Recorded data:
--------------------
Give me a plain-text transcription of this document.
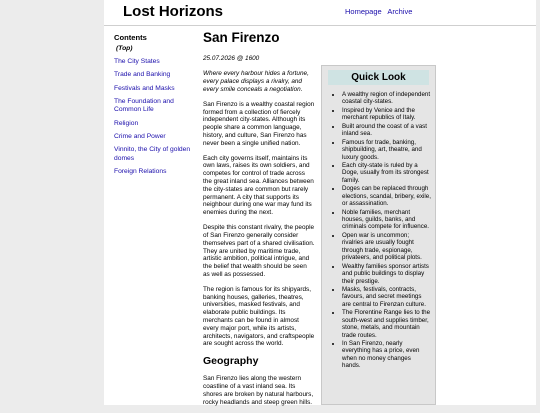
Lost Horizons	Homepage Archive
Contents
(Top)
The City States
Trade and Banking
Festivals and Masks
The Foundation and Common Life
Religion
Crime and Power
Vinnito, the City of golden domes
Foreign Relations
San Firenzo
25.07.2026 @ 1600
Where every harbour hides a fortune, every palace displays a rivalry, and every smile conceals a negotiation.

San Firenzo is a wealthy coastal region formed from a collection of fiercely independent city-states. Although its people share a common language, history, and culture, San Firenzo has never been a single unified nation.

Each city governs itself, maintains its own laws, raises its own soldiers, and competes for control of trade across the great inland sea. Alliances between the city-states are common but rarely permanent. A city that supports its neighbour during one war may fund its enemies during the next.

Despite this constant rivalry, the people of San Firenzo generally consider themselves part of a shared civilisation. They are united by maritime trade, artistic ambition, political intrigue, and the belief that wealth should be seen as well as possessed.

The region is famous for its shipyards, banking houses, galleries, theatres, universities, masked festivals, and elaborate public buildings. Its merchants can be found in almost every major port, while its artists, architects, navigators, and craftspeople are sought across the world.

Geography

San Firenzo lies along the western coastline of a vast inland sea. Its shores are broken by natural harbours, rocky headlands and steep green hills.

Quick Look
• A wealthy region of independent coastal city-states.
• Inspired by Venice and the merchant republics of Italy.
• Built around the coast of a vast inland sea.
• Famous for trade, banking, shipbuilding, art, theatre, and luxury goods.
• Each city-state is ruled by a Doge, usually from its strongest family.
• Doges can be replaced through elections, scandal, bribery, exile, or assassination.
• Noble families, merchant houses, guilds, banks, and criminals compete for influence.
• Open war is uncommon; rivalries are usually fought through trade, espionage, privateers, and political plots.
• Wealthy families sponsor artists and public buildings to display their prestige.
• Masks, festivals, contracts, favours, and secret meetings are central to Firenzan culture.
• The Florentine Range lies to the south-west and supplies timber, stone, metals, and mountain trade routes.
• In San Firenzo, nearly everything has a price, even when no money changes hands.
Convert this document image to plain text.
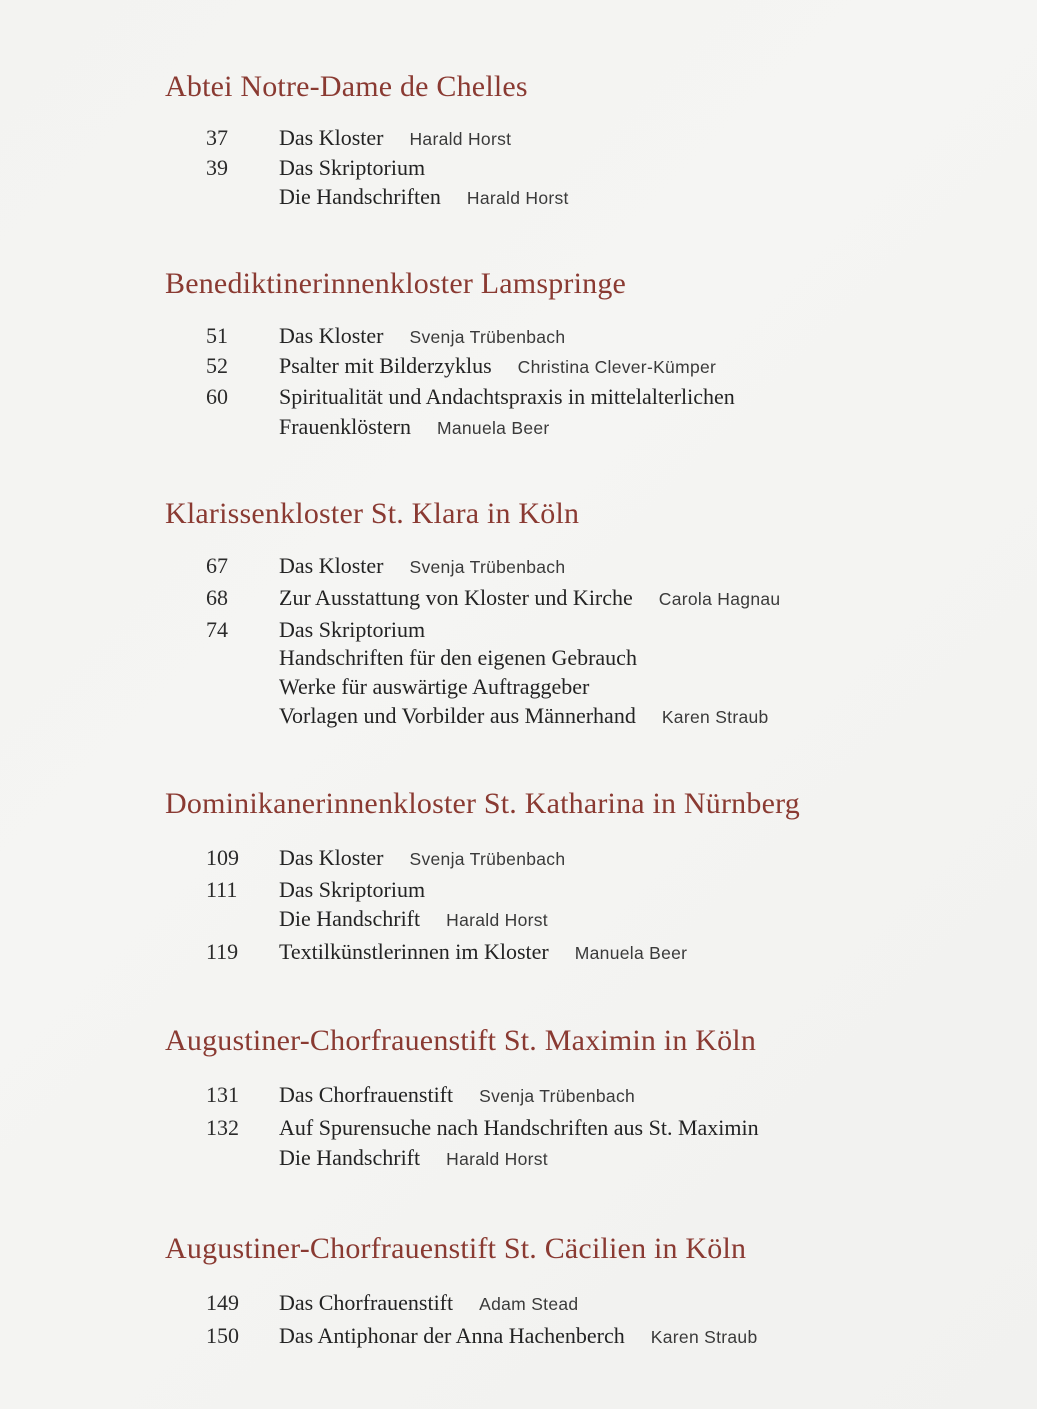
Abtei Notre-Dame de Chelles
37	Das Kloster Harald Horst
39	Das Skriptorium
Die Handschriften Harald Horst
Benediktinerinnenkloster Lamspringe
51	Das Kloster Svenja Trübenbach
52	Psalter mit Bilderzyklus Christina Clever-Kümper
60	Spiritualität und Andachtspraxis in mittelalterlichen
Frauenklöstern Manuela Beer
Klarissenkloster St. Klara in Köln
67	Das Kloster Svenja Trübenbach
68	Zur Ausstattung von Kloster und Kirche Carola Hagnau
74	Das Skriptorium
Handschriften für den eigenen Gebrauch
Werke für auswärtige Auftraggeber
Vorlagen und Vorbilder aus Männerhand Karen Straub
Dominikanerinnenkloster St. Katharina in Nürnberg
109	Das Kloster Svenja Trübenbach
111	Das Skriptorium
Die Handschrift Harald Horst
119	Textilkünstlerinnen im Kloster Manuela Beer
Augustiner-Chorfrauenstift St. Maximin in Köln
131	Das Chorfrauenstift Svenja Trübenbach
132	Auf Spurensuche nach Handschriften aus St. Maximin
Die Handschrift Harald Horst
Augustiner-Chorfrauenstift St. Cäcilien in Köln
149	Das Chorfrauenstift Adam Stead
150	Das Antiphonar der Anna Hachenberch Karen Straub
--------------------
§ Instructions to follow
Write out the whole listing exactly, and drop the pictures.

§ Correct output
Give me a plain-text transcription of this document.
Lost Horizons	Homepage Archive
Contents
(Top)
The City States
Trade and Banking
Festivals and Masks
The Foundation and Common Life
Religion
Crime and Power
Vinnito, the City of golden domes
Foreign Relations
San Firenzo
25.07.2026 @ 1600
Where every harbour hides a fortune, every palace displays a rivalry, and every smile conceals a negotiation.

San Firenzo is a wealthy coastal region formed from a collection of fiercely independent city-states. Although its people share a common language, history, and culture, San Firenzo has never been a single unified nation.

Each city governs itself, maintains its own laws, raises its own soldiers, and competes for control of trade across the great inland sea. Alliances between the city-states are common but rarely permanent. A city that supports its neighbour during one war may fund its enemies during the next.

Despite this constant rivalry, the people of San Firenzo generally consider themselves part of a shared civilisation. They are united by maritime trade, artistic ambition, political intrigue, and the belief that wealth should be seen as well as possessed.

The region is famous for its shipyards, banking houses, galleries, theatres, universities, masked festivals, and elaborate public buildings. Its merchants can be found in almost every major port, while its artists, architects, navigators, and craftspeople are sought across the world.

Geography

San Firenzo lies along the western coastline of a vast inland sea. Its shores are broken by natural harbours, rocky headlands and steep green hills.

Quick Look
• A wealthy region of independent coastal city-states.
• Inspired by Venice and the merchant republics of Italy.
• Built around the coast of a vast inland sea.
• Famous for trade, banking, shipbuilding, art, theatre, and luxury goods.
• Each city-state is ruled by a Doge, usually from its strongest family.
• Doges can be replaced through elections, scandal, bribery, exile, or assassination.
• Noble families, merchant houses, guilds, banks, and criminals compete for influence.
• Open war is uncommon; rivalries are usually fought through trade, espionage, privateers, and political plots.
• Wealthy families sponsor artists and public buildings to display their prestige.
• Masks, festivals, contracts, favours, and secret meetings are central to Firenzan culture.
• The Florentine Range lies to the south-west and supplies timber, stone, metals, and mountain trade routes.
• In San Firenzo, nearly everything has a price, even when no money changes hands.
Convert this document image to plain text.
Abtei Notre-Dame de Chelles
37	Das Kloster Harald Horst
39	Das Skriptorium
Die Handschriften Harald Horst
Benediktinerinnenkloster Lamspringe
51	Das Kloster Svenja Trübenbach
52	Psalter mit Bilderzyklus Christina Clever-Kümper
60	Spiritualität und Andachtspraxis in mittelalterlichen
Frauenklöstern Manuela Beer
Klarissenkloster St. Klara in Köln
67	Das Kloster Svenja Trübenbach
68	Zur Ausstattung von Kloster und Kirche Carola Hagnau
74	Das Skriptorium
Handschriften für den eigenen Gebrauch
Werke für auswärtige Auftraggeber
Vorlagen und Vorbilder aus Männerhand Karen Straub
Dominikanerinnenkloster St. Katharina in Nürnberg
109	Das Kloster Svenja Trübenbach
111	Das Skriptorium
Die Handschrift Harald Horst
119	Textilkünstlerinnen im Kloster Manuela Beer
Augustiner-Chorfrauenstift St. Maximin in Köln
131	Das Chorfrauenstift Svenja Trübenbach
132	Auf Spurensuche nach Handschriften aus St. Maximin
Die Handschrift Harald Horst
Augustiner-Chorfrauenstift St. Cäcilien in Köln
149	Das Chorfrauenstift Adam Stead
150	Das Antiphonar der Anna Hachenberch Karen Straub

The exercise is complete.